## Task details
Using the entries that follow, count the lines containing the word "Projects" and give that number by itself.

------ Dataset entries

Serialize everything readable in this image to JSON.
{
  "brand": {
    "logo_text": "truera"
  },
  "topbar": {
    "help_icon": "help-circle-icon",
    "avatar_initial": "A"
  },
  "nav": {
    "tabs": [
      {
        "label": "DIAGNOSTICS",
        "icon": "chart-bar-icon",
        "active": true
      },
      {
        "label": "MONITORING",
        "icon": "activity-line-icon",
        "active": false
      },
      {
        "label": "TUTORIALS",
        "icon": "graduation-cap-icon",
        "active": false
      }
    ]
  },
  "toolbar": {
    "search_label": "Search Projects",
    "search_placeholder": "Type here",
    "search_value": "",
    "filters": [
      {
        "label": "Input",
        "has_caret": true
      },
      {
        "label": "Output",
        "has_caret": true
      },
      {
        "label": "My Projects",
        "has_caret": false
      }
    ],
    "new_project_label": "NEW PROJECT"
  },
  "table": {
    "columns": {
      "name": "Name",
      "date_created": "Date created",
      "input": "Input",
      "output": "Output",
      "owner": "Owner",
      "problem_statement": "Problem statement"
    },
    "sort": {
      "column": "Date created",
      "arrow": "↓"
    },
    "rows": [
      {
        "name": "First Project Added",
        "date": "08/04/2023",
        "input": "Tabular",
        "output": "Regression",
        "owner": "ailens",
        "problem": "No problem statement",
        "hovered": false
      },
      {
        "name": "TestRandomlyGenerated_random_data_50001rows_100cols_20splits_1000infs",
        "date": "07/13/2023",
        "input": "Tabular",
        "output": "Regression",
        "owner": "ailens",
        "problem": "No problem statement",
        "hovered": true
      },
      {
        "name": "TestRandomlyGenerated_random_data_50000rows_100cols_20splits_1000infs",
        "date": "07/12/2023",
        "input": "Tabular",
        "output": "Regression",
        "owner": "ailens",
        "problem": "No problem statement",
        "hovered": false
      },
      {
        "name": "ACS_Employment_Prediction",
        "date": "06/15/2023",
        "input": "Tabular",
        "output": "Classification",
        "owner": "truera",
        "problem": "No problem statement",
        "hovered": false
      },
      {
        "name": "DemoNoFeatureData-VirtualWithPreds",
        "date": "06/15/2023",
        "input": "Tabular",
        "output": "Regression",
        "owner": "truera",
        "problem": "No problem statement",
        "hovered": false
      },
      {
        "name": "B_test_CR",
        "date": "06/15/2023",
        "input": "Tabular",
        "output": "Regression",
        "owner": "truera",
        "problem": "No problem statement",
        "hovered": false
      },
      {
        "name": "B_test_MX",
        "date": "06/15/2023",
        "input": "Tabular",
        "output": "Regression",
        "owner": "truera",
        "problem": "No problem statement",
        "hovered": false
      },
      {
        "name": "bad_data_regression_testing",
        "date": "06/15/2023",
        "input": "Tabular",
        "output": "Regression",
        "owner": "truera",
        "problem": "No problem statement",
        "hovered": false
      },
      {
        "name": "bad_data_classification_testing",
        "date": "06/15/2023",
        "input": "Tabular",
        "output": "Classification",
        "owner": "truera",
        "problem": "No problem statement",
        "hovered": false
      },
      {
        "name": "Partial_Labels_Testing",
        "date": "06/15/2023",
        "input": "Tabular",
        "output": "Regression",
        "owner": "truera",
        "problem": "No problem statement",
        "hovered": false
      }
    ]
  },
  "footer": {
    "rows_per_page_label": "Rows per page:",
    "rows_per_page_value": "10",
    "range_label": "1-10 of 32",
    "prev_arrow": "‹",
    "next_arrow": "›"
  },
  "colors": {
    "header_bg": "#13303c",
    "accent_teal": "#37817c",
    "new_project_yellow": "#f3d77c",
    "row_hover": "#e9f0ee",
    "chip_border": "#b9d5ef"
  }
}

------------

## Answer to this exercise
2